Print every line of the listing exactly, please.
□ □ □ □
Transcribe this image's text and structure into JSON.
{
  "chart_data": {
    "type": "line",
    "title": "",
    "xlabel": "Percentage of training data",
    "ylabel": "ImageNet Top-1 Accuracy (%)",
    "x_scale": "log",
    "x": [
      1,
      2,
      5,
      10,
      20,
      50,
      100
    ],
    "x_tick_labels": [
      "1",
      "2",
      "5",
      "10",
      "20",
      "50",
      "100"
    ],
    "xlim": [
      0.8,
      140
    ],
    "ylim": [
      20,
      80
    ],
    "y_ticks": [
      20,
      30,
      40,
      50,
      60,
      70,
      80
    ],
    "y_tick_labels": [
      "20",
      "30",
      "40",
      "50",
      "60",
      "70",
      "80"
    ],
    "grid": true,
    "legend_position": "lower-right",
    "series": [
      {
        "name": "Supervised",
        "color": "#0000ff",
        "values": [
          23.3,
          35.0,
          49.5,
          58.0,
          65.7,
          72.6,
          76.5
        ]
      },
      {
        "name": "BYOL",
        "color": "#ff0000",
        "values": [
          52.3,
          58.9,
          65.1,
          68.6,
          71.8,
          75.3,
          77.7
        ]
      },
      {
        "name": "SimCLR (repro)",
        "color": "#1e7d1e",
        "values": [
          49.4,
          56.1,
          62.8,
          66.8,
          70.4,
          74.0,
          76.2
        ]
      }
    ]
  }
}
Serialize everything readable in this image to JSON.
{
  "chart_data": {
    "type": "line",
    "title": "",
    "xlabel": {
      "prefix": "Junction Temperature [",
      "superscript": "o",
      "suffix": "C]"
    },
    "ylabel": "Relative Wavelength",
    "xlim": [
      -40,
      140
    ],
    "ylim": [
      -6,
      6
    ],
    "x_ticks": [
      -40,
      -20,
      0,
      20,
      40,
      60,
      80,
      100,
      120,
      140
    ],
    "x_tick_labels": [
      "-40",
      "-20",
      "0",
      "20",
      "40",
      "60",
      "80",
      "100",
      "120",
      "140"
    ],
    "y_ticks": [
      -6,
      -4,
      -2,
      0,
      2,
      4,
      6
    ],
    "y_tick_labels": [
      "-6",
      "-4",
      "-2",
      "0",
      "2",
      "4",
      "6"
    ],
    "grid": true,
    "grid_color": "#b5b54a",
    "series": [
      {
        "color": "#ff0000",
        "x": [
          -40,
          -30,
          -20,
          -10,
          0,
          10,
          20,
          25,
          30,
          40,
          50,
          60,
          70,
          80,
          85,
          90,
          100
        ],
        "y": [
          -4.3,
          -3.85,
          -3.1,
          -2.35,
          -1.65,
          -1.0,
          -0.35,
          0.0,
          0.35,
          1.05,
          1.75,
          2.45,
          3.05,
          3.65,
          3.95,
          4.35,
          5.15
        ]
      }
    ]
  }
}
□ □ □ □
The solution:
Transcribe this image's text and structure into JSON.
{
  "chart_data": {
    "type": "line",
    "title": "",
    "xlabel": "Percentage of training data",
    "ylabel": "ImageNet Top-1 Accuracy (%)",
    "x_scale": "log",
    "x": [
      1,
      2,
      5,
      10,
      20,
      50,
      100
    ],
    "x_tick_labels": [
      "1",
      "2",
      "5",
      "10",
      "20",
      "50",
      "100"
    ],
    "xlim": [
      0.8,
      140
    ],
    "ylim": [
      20,
      80
    ],
    "y_ticks": [
      20,
      30,
      40,
      50,
      60,
      70,
      80
    ],
    "y_tick_labels": [
      "20",
      "30",
      "40",
      "50",
      "60",
      "70",
      "80"
    ],
    "grid": true,
    "legend_position": "lower-right",
    "series": [
      {
        "name": "Supervised",
        "color": "#0000ff",
        "values": [
          23.3,
          35.0,
          49.5,
          58.0,
          65.7,
          72.6,
          76.5
        ]
      },
      {
        "name": "BYOL",
        "color": "#ff0000",
        "values": [
          52.3,
          58.9,
          65.1,
          68.6,
          71.8,
          75.3,
          77.7
        ]
      },
      {
        "name": "SimCLR (repro)",
        "color": "#1e7d1e",
        "values": [
          49.4,
          56.1,
          62.8,
          66.8,
          70.4,
          74.0,
          76.2
        ]
      }
    ]
  }
}
Serialize everything readable in this image to JSON.
{
  "chart_data": {
    "type": "line",
    "title": "",
    "xlabel": {
      "prefix": "Junction Temperature [",
      "superscript": "o",
      "suffix": "C]"
    },
    "ylabel": "Relative Wavelength",
    "xlim": [
      -40,
      140
    ],
    "ylim": [
      -6,
      6
    ],
    "x_ticks": [
      -40,
      -20,
      0,
      20,
      40,
      60,
      80,
      100,
      120,
      140
    ],
    "x_tick_labels": [
      "-40",
      "-20",
      "0",
      "20",
      "40",
      "60",
      "80",
      "100",
      "120",
      "140"
    ],
    "y_ticks": [
      -6,
      -4,
      -2,
      0,
      2,
      4,
      6
    ],
    "y_tick_labels": [
      "-6",
      "-4",
      "-2",
      "0",
      "2",
      "4",
      "6"
    ],
    "grid": true,
    "grid_color": "#b5b54a",
    "series": [
      {
        "color": "#ff0000",
        "x": [
          -40,
          -30,
          -20,
          -10,
          0,
          10,
          20,
          25,
          30,
          40,
          50,
          60,
          70,
          80,
          85,
          90,
          100
        ],
        "y": [
          -4.3,
          -3.85,
          -3.1,
          -2.35,
          -1.65,
          -1.0,
          -0.35,
          0.0,
          0.35,
          1.05,
          1.75,
          2.45,
          3.05,
          3.65,
          3.95,
          4.35,
          5.15
        ]
      }
    ]
  }
}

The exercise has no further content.